§ Yazılı istek 1:
Mahkeme kararında dava tarihi olarak hangi tarih belirtilmiştir?
§ Yazılı istek 2:
Listede "- legend-label: Senegal: [988, 274, 1039, 288]" içeren satırdan "- y-tick-label: -2: [109, 138, 119, 147]" içeren satıra kadar, iki uç da dahil, her şeyi lütfen aynen yeniden yaz.

Emsal Mahkeme Kararı Bursa 1. Asliye Ticaret Mahkemesi 2018/1010 E. 2020/182 K. 19.02.2020 T.

Görüntülediğiniz mahkeme kararı henüz kesinleşmemiştir. Yararlı olması amacıyla eklenmiştir.

T.C. BURSA 1. ASLİYE TİCARET MAHKEMESİ
T.C.
BURSA
1. ASLİYE TİCARET MAHKEMESİ TÜRK MİLLETİ ADINA
GEREKÇELİ KARAR

ESAS NO : 2018/1010
KARAR NO : 2020/182

BAŞKAN : … …
ÜYE : … …
ÜYE : …
KATİP : … …

DAVACILAR : 1- … – …
2- … – …
VEKİLİ : Av. … –
DAVALILAR : 1- … – …
2- … – … …
3- … – … …
VEKİLİ : Av. … –
DAVALI : 4- … – …

DAVA : Ticari Şirket (Şirket Ortaklık Payı Alacağının Tahsili Kaynaklı)
DAVA TARİHİ : 19/07/2018
KARAR TARİHİ : 19/02/2020

Mahkememizde görülmekte olan anonim şirket yönetim kurulu aleyhine açılan sorumluluk davasının yapılan açık yargılaması sonunda,
DAVACININ TALEBİ : Davacı vekili dava dilekçesinde davacı …’nun … Sağlık hizmetleri A.Ş. De yüzde beş diğer davacı … İpçioğlunun ise yüzde ikibuçuk pay sahibi olduğunu davalılarında şirkette yönetim kurulu üyesi olarak çalıştıklarını görev yaptıkları dönemde şirketin ekonomik durumu hakkında davacılara bilgi vermediklerini, yaptıkları usülsüz işlemler sebebi ile şirketi zarara uğrattıklarını şirketin işlettiği hastanenin bazı polikliniklerini üçüncü kişilere devrettiklerini yapılan işlemleri şirket yararına olduğu konusunda tereddütleri bulunduğunu, şirketin kar etmesinin engellendiğini, kar payı dağıtılmadığını, genel kurul toplantılarının zamanında yapılmadını ileri sürerek şimdilik 20.000 TL nin davalılardan müteselsilen tahsil edilerek adı geçen şirkete ödenmesine karar verilmesini talep etmiştir.

§ İşlenecek liste:
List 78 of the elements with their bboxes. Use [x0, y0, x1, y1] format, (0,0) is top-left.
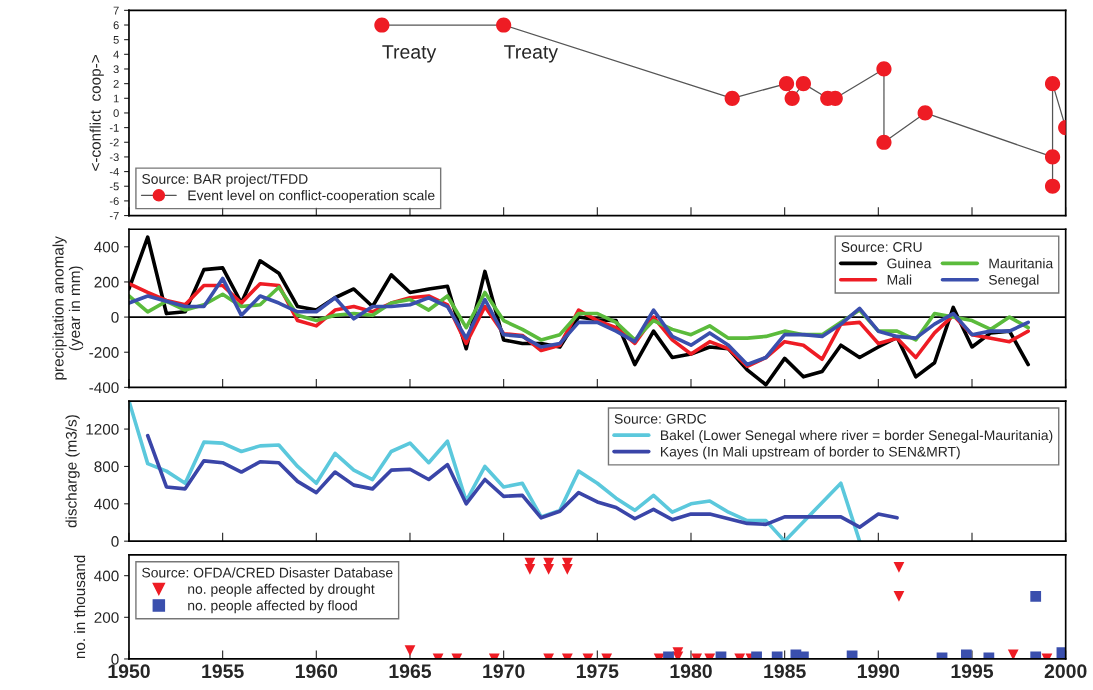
- legend-label: Senegal: [988, 274, 1039, 288]
- y-tick-label: 400: [94, 570, 119, 582]
- legend-title: Source: GRDC: [614, 413, 707, 424]
- y-tick-label: 7: [113, 6, 119, 15]
- point: [496, 17, 512, 33]
- point: [893, 561, 905, 573]
- y-axis-title: <-conflict coop->: [89, 55, 104, 171]
- point: [524, 564, 536, 575]
- x-tick-label: 1985: [764, 664, 806, 679]
- point: [961, 649, 972, 659]
- y-tick-label: 0: [111, 536, 119, 547]
- legend-label: no. people affected by drought: [188, 583, 375, 597]
- legend-label: Kayes (In Mali upstream of border to SEN&MRT): [661, 446, 960, 460]
- y-tick-label: 0: [111, 311, 119, 323]
- legend-label: Event level on conflict-cooperation scale: [188, 190, 435, 204]
- x-tick-label: 1975: [576, 664, 619, 679]
- point: [404, 645, 416, 656]
- y-tick-label: -2: [109, 138, 119, 147]
- y-tick-label: 400: [94, 498, 119, 510]
- legend-title: Source: BAR project/TFDD: [142, 173, 308, 187]
- y-tick-label: -1: [109, 123, 119, 132]
- legend-label: no. people affected by flood: [188, 600, 357, 614]
- point: [1007, 649, 1019, 659]
- x-tick-label: 1990: [857, 664, 900, 679]
- point: [778, 76, 795, 92]
- point: [893, 591, 905, 602]
- point: [784, 90, 800, 106]
- y-tick-label: -5: [109, 182, 119, 191]
- point: [1044, 76, 1061, 92]
- y-tick-label: -4: [109, 167, 119, 176]
- legend-label: Mali: [887, 274, 912, 285]
- y-tick-label: 5: [113, 36, 119, 44]
- y-tick-label: 0: [111, 653, 119, 665]
- y-tick-label: 2: [113, 79, 119, 88]
- point: [876, 61, 892, 77]
- y-tick-label: -6: [109, 197, 119, 206]
- legend-title: Source: OFDA/CRED Disaster Database: [142, 567, 393, 578]
- x-tick-label: 2000: [1044, 664, 1087, 679]
- y-tick-label: 200: [94, 276, 119, 288]
- point: [561, 564, 573, 575]
- point: [543, 564, 554, 575]
- point: [724, 90, 740, 106]
- y-tick-label: 200: [94, 612, 119, 623]
- point: [917, 105, 933, 121]
- x-tick-label: 1950: [108, 664, 150, 679]
- annotation: Treaty: [504, 45, 558, 63]
- y-tick-label: 6: [113, 21, 119, 30]
- y-tick-label: -7: [109, 211, 119, 220]
- y-tick-label: 800: [94, 461, 119, 473]
- y-tick-label: -400: [89, 382, 119, 394]
- point: [876, 134, 892, 150]
- y-tick-label: -3: [109, 153, 119, 162]
- y-tick-label: 3: [113, 65, 119, 74]
- x-tick-label: 1965: [389, 664, 432, 679]
- legend-label: Mauritania: [989, 258, 1054, 269]
- x-tick-label: 1980: [670, 664, 712, 679]
- y-tick-label: 0: [113, 109, 119, 118]
- y-tick-label: 4: [113, 50, 119, 59]
- x-tick-label: 1970: [483, 664, 525, 679]
- y-tick-label: -200: [89, 347, 119, 358]
- x-tick-label: 1960: [295, 664, 338, 679]
- legend-label: Bakel (Lower Senegal where river = border Senegal-Mauritania): [661, 429, 1053, 443]
- x-tick-label: 1995: [951, 664, 994, 679]
- y-axis-title: discharge (m3/s): [65, 415, 80, 528]
- point: [374, 17, 390, 33]
- x-tick-label: 1955: [202, 664, 244, 679]
- point: [795, 76, 812, 92]
- legend-title: Source: CRU: [841, 242, 922, 252]
- y-tick-label: 1200: [86, 423, 119, 435]
- legend-label: Guinea: [887, 258, 932, 269]
- point: [1044, 149, 1061, 165]
- y-axis-title: precipitation anomaly (year in mm): [52, 236, 84, 380]
- y-tick-label: 1: [113, 94, 119, 103]
- point: [1030, 591, 1042, 602]
- y-axis-title: no. in thousand: [73, 555, 86, 659]
- y-tick-label: 400: [94, 241, 119, 253]
- annotation: Treaty: [382, 45, 437, 63]
- point: [1044, 178, 1061, 194]
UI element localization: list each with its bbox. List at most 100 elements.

§ Yanıt 1:
19/07/2018

§ Yanıt 2:
- legend-label: Senegal: [988, 274, 1039, 288]
- y-tick-label: 400: [94, 570, 119, 582]
- legend-title: Source: GRDC: [614, 413, 707, 424]
- y-tick-label: 7: [113, 6, 119, 15]
- point: [496, 17, 512, 33]
- point: [893, 561, 905, 573]
- y-axis-title: <-conflict coop->: [89, 55, 104, 171]
- point: [524, 564, 536, 575]
- x-tick-label: 1985: [764, 664, 806, 679]
- point: [961, 649, 972, 659]
- y-tick-label: 0: [111, 536, 119, 547]
- legend-label: no. people affected by drought: [188, 583, 375, 597]
- legend-label: Kayes (In Mali upstream of border to SEN&MRT): [661, 446, 960, 460]
- y-tick-label: 0: [111, 311, 119, 323]
- legend-label: Event level on conflict-cooperation scale: [188, 190, 435, 204]
- x-tick-label: 1975: [576, 664, 619, 679]
- point: [404, 645, 416, 656]
- y-tick-label: -2: [109, 138, 119, 147]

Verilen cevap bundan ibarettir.